Photo : Jean-Adrien Morandeau

– MOUNDRAG évolue dans un registre très marqué par les 70’s avec, forcément, de l’orgue en cascade et des morceaux progressifs. Cette évasion sonore et musicale que vous proposez, vous ne la retrouviez pas dans la musique d’aujourd’hui ? Ou plus simplement, c’est son intemporalité qui la rend toujours très actuelle, qui vous a séduit ?

Il est vrai que le Rock 70’s n’est pas du tout diffusé par les médias mainstream… Mais pour nous, ce style de musique et les messages des chansons sont toujours d’actualité ! Les problèmes sociaux, religieux ou encore environnementaux sont toujours présents. Le Rock Progressif et psychédélique est notre moyen de dénoncer et de parler des sujets qui nous angoissent… Et franchement, le Rock des années 70, c’est pas le kiff absolu ?

– « Hic Sunt Moundrages », votre premier album, vient tout juste de sortir et il est d’une incroyable fraîcheur et surtout il bénéficie d’une production très live et spontanée. Dans quelles conditions l’avez-vous enregistré, car il est le reflet parfait de vos concerts ?

Merci beaucoup ! Il a été enregistré en février 2021 dans les studios ZF Prod à côté de Rennes. Nous étions en osmose, perdus dans la campagne et sous la neige pendant dix jours ! Nous avons enregistré les parties rythmiques (basse, batterie, orgue) en live. Nous avons ensuite fait les overdubs des voix et des autres instruments (piano, percussions, mellotron, Moog…). Nous avons fait le choix de ‘surproduire’ ce premier album, car nous aimons différencier le live du studio. Maintenant le challenge, c’est de réarranger les morceaux studio pour le live.

## CONSIGNES
a) Recopiez à l'identique le passage de l'entretien avec MOUNDRAG qui commence par les mots « Photo : Jean-Adrien » et se termine par « kiff absolu ? ».
b) D'après l'entretien avec MOUNDRAG, à quelle date et dans quels studios le premier album du groupe a-t-il été enregistré ?

## DONNÉES FOURNIES

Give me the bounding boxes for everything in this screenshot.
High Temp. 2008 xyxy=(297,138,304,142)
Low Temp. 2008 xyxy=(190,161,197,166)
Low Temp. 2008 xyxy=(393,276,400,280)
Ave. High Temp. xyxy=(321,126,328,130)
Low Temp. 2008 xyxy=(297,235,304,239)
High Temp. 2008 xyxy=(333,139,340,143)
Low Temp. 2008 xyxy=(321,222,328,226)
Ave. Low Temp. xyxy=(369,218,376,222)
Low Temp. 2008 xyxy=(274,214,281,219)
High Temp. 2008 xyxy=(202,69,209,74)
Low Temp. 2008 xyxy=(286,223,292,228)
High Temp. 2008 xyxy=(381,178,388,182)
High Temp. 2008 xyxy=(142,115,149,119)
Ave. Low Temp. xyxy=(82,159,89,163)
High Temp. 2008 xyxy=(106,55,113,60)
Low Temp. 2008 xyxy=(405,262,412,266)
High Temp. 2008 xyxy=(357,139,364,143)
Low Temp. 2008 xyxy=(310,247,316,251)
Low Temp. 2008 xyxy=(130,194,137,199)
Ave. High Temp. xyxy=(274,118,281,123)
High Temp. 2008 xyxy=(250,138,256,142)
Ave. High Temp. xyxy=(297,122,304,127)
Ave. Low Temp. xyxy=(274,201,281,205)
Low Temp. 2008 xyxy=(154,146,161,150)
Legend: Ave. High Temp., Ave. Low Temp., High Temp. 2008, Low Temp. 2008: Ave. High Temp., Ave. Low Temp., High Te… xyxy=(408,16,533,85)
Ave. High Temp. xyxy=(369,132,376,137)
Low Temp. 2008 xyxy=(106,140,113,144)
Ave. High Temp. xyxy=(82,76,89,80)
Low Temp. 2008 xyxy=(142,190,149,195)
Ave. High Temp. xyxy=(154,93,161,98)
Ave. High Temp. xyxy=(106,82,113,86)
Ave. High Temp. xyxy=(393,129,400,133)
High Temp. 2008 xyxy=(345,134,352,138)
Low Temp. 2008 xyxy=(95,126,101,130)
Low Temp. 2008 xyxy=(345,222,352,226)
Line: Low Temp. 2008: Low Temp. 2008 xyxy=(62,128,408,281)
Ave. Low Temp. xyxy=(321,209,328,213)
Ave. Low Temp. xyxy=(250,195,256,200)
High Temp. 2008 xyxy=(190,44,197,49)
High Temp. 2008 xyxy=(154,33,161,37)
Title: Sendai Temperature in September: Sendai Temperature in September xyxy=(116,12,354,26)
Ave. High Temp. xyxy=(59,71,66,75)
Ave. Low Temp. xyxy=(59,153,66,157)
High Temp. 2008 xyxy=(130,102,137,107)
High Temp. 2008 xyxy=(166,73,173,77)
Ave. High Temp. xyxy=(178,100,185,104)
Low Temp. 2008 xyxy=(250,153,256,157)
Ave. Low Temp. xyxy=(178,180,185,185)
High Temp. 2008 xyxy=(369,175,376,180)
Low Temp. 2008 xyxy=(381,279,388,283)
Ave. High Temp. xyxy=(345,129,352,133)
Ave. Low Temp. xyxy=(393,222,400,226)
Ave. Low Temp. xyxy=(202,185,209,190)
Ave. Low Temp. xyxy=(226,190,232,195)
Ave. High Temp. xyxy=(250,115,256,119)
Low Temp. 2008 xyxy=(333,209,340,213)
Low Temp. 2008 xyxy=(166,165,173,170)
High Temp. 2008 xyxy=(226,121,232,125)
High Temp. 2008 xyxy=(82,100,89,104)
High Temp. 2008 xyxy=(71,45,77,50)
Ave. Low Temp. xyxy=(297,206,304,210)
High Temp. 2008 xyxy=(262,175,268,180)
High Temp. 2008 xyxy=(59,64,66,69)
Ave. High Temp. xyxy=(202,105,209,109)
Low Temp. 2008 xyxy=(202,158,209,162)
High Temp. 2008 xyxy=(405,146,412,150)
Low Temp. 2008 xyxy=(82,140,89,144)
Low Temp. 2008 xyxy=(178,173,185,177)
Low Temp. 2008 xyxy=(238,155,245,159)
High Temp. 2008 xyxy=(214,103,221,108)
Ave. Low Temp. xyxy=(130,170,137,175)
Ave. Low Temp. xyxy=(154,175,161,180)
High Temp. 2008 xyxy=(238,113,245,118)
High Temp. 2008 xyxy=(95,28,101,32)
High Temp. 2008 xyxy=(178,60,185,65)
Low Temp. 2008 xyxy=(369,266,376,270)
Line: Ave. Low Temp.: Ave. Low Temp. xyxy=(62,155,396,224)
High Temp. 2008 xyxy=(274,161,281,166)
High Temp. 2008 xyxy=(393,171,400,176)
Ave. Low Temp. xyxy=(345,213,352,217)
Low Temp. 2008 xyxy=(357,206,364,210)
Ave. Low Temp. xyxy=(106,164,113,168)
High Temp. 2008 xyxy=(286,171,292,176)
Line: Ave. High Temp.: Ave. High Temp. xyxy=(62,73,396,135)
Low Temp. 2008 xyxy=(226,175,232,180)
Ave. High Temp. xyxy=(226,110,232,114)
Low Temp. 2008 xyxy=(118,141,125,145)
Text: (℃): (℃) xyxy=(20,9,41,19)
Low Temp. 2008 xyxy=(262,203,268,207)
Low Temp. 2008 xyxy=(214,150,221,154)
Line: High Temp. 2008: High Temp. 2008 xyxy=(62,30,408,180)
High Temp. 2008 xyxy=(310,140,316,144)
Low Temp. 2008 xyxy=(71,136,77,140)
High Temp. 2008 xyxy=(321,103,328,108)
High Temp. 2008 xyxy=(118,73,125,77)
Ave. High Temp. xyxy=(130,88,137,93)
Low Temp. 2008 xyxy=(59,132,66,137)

## RÉPONSES DÉTAILLÉES
a)
Photo : Jean-Adrien Morandeau

– MOUNDRAG évolue dans un registre très marqué par les 70’s avec, forcément, de l’orgue en cascade et des morceaux progressifs. Cette évasion sonore et musicale que vous proposez, vous ne la retrouviez pas dans la musique d’aujourd’hui ? Ou plus simplement, c’est son intemporalité qui la rend toujours très actuelle, qui vous a séduit ?

Il est vrai que le Rock 70’s n’est pas du tout diffusé par les médias mainstream… Mais pour nous, ce style de musique et les messages des chansons sont toujours d’actualité ! Les problèmes sociaux, religieux ou encore environnementaux sont toujours présents. Le Rock Progressif et psychédélique est notre moyen de dénoncer et de parler des sujets qui nous angoissent… Et franchement, le Rock des années 70, c’est pas le kiff absolu ?

b) En février 2021, dans les studios ZF Prod, à côté de Rennes.